- _Your objective_
The records below must be duplicated exactly, character for character.

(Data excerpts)
• • • • •

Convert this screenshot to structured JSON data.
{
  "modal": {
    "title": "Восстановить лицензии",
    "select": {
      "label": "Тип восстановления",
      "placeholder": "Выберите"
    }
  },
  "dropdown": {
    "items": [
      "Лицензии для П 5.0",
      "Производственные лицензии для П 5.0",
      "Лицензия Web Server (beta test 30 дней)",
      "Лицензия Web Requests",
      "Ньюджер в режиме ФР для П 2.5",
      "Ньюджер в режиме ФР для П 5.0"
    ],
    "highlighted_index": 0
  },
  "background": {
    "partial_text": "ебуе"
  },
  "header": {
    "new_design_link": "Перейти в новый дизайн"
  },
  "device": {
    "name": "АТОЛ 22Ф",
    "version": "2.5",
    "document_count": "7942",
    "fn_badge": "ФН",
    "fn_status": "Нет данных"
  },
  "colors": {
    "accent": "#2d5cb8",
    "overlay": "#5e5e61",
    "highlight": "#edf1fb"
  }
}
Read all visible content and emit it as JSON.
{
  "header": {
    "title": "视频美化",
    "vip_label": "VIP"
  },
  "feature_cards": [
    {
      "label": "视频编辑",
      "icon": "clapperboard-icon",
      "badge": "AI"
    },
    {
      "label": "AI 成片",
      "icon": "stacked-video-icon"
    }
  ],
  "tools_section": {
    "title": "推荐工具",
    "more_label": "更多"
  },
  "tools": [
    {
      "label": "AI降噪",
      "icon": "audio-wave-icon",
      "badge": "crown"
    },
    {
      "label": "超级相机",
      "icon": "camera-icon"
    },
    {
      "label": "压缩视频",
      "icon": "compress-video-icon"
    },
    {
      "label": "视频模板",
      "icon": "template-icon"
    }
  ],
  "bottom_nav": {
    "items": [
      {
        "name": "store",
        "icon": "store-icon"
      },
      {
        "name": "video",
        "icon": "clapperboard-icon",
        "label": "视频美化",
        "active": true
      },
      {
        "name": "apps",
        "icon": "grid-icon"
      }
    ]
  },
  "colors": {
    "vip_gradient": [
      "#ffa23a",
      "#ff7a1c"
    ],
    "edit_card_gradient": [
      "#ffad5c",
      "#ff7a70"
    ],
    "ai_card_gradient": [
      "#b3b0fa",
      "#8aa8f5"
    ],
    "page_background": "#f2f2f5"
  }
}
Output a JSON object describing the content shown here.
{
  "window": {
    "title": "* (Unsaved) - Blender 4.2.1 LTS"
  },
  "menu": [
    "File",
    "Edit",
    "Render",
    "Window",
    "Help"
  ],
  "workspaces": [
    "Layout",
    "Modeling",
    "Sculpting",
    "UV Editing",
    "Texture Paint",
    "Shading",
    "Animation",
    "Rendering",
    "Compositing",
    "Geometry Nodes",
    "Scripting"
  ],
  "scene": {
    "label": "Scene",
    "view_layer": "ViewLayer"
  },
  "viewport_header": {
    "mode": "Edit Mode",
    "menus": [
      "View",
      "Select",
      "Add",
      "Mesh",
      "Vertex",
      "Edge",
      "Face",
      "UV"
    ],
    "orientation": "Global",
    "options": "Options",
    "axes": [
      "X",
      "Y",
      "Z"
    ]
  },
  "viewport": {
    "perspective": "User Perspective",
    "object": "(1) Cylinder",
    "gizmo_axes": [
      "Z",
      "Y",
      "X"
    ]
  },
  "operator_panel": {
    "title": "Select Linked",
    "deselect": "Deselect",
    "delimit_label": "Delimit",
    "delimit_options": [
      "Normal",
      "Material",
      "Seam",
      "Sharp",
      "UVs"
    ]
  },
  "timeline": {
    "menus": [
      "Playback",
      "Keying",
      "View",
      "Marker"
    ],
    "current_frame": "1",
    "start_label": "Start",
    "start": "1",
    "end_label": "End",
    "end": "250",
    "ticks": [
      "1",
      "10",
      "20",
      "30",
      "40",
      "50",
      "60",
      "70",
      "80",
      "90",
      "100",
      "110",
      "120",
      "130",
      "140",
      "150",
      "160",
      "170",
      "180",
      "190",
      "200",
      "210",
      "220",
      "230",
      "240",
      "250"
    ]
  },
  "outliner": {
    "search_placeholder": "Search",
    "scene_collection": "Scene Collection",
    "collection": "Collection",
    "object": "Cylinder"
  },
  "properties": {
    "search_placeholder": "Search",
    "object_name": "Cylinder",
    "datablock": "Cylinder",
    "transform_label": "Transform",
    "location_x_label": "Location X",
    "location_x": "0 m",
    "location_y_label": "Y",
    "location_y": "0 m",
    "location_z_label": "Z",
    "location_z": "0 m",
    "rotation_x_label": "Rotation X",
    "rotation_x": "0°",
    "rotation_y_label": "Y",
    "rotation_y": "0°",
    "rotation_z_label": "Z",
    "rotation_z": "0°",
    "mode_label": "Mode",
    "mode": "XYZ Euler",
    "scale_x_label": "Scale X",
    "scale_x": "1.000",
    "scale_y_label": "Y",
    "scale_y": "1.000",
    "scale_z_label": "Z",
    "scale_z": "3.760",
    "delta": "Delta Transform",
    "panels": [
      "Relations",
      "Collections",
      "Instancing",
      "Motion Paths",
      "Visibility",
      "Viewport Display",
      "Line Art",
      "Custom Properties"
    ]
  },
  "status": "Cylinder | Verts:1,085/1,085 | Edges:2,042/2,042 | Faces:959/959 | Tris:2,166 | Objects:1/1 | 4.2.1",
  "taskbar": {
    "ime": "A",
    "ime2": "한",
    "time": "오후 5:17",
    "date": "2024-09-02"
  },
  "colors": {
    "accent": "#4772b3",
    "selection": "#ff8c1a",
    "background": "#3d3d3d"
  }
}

• • • • •

- _Response to this exercise_
Convert this screenshot to structured JSON data.
{
  "modal": {
    "title": "Восстановить лицензии",
    "select": {
      "label": "Тип восстановления",
      "placeholder": "Выберите"
    }
  },
  "dropdown": {
    "items": [
      "Лицензии для П 5.0",
      "Производственные лицензии для П 5.0",
      "Лицензия Web Server (beta test 30 дней)",
      "Лицензия Web Requests",
      "Ньюджер в режиме ФР для П 2.5",
      "Ньюджер в режиме ФР для П 5.0"
    ],
    "highlighted_index": 0
  },
  "background": {
    "partial_text": "ебуе"
  },
  "header": {
    "new_design_link": "Перейти в новый дизайн"
  },
  "device": {
    "name": "АТОЛ 22Ф",
    "version": "2.5",
    "document_count": "7942",
    "fn_badge": "ФН",
    "fn_status": "Нет данных"
  },
  "colors": {
    "accent": "#2d5cb8",
    "overlay": "#5e5e61",
    "highlight": "#edf1fb"
  }
}
Read all visible content and emit it as JSON.
{
  "header": {
    "title": "视频美化",
    "vip_label": "VIP"
  },
  "feature_cards": [
    {
      "label": "视频编辑",
      "icon": "clapperboard-icon",
      "badge": "AI"
    },
    {
      "label": "AI 成片",
      "icon": "stacked-video-icon"
    }
  ],
  "tools_section": {
    "title": "推荐工具",
    "more_label": "更多"
  },
  "tools": [
    {
      "label": "AI降噪",
      "icon": "audio-wave-icon",
      "badge": "crown"
    },
    {
      "label": "超级相机",
      "icon": "camera-icon"
    },
    {
      "label": "压缩视频",
      "icon": "compress-video-icon"
    },
    {
      "label": "视频模板",
      "icon": "template-icon"
    }
  ],
  "bottom_nav": {
    "items": [
      {
        "name": "store",
        "icon": "store-icon"
      },
      {
        "name": "video",
        "icon": "clapperboard-icon",
        "label": "视频美化",
        "active": true
      },
      {
        "name": "apps",
        "icon": "grid-icon"
      }
    ]
  },
  "colors": {
    "vip_gradient": [
      "#ffa23a",
      "#ff7a1c"
    ],
    "edit_card_gradient": [
      "#ffad5c",
      "#ff7a70"
    ],
    "ai_card_gradient": [
      "#b3b0fa",
      "#8aa8f5"
    ],
    "page_background": "#f2f2f5"
  }
}
Output a JSON object describing the content shown here.
{
  "window": {
    "title": "* (Unsaved) - Blender 4.2.1 LTS"
  },
  "menu": [
    "File",
    "Edit",
    "Render",
    "Window",
    "Help"
  ],
  "workspaces": [
    "Layout",
    "Modeling",
    "Sculpting",
    "UV Editing",
    "Texture Paint",
    "Shading",
    "Animation",
    "Rendering",
    "Compositing",
    "Geometry Nodes",
    "Scripting"
  ],
  "scene": {
    "label": "Scene",
    "view_layer": "ViewLayer"
  },
  "viewport_header": {
    "mode": "Edit Mode",
    "menus": [
      "View",
      "Select",
      "Add",
      "Mesh",
      "Vertex",
      "Edge",
      "Face",
      "UV"
    ],
    "orientation": "Global",
    "options": "Options",
    "axes": [
      "X",
      "Y",
      "Z"
    ]
  },
  "viewport": {
    "perspective": "User Perspective",
    "object": "(1) Cylinder",
    "gizmo_axes": [
      "Z",
      "Y",
      "X"
    ]
  },
  "operator_panel": {
    "title": "Select Linked",
    "deselect": "Deselect",
    "delimit_label": "Delimit",
    "delimit_options": [
      "Normal",
      "Material",
      "Seam",
      "Sharp",
      "UVs"
    ]
  },
  "timeline": {
    "menus": [
      "Playback",
      "Keying",
      "View",
      "Marker"
    ],
    "current_frame": "1",
    "start_label": "Start",
    "start": "1",
    "end_label": "End",
    "end": "250",
    "ticks": [
      "1",
      "10",
      "20",
      "30",
      "40",
      "50",
      "60",
      "70",
      "80",
      "90",
      "100",
      "110",
      "120",
      "130",
      "140",
      "150",
      "160",
      "170",
      "180",
      "190",
      "200",
      "210",
      "220",
      "230",
      "240",
      "250"
    ]
  },
  "outliner": {
    "search_placeholder": "Search",
    "scene_collection": "Scene Collection",
    "collection": "Collection",
    "object": "Cylinder"
  },
  "properties": {
    "search_placeholder": "Search",
    "object_name": "Cylinder",
    "datablock": "Cylinder",
    "transform_label": "Transform",
    "location_x_label": "Location X",
    "location_x": "0 m",
    "location_y_label": "Y",
    "location_y": "0 m",
    "location_z_label": "Z",
    "location_z": "0 m",
    "rotation_x_label": "Rotation X",
    "rotation_x": "0°",
    "rotation_y_label": "Y",
    "rotation_y": "0°",
    "rotation_z_label": "Z",
    "rotation_z": "0°",
    "mode_label": "Mode",
    "mode": "XYZ Euler",
    "scale_x_label": "Scale X",
    "scale_x": "1.000",
    "scale_y_label": "Y",
    "scale_y": "1.000",
    "scale_z_label": "Z",
    "scale_z": "3.760",
    "delta": "Delta Transform",
    "panels": [
      "Relations",
      "Collections",
      "Instancing",
      "Motion Paths",
      "Visibility",
      "Viewport Display",
      "Line Art",
      "Custom Properties"
    ]
  },
  "status": "Cylinder | Verts:1,085/1,085 | Edges:2,042/2,042 | Faces:959/959 | Tris:2,166 | Objects:1/1 | 4.2.1",
  "taskbar": {
    "ime": "A",
    "ime2": "한",
    "time": "오후 5:17",
    "date": "2024-09-02"
  },
  "colors": {
    "accent": "#4772b3",
    "selection": "#ff8c1a",
    "background": "#3d3d3d"
  }
}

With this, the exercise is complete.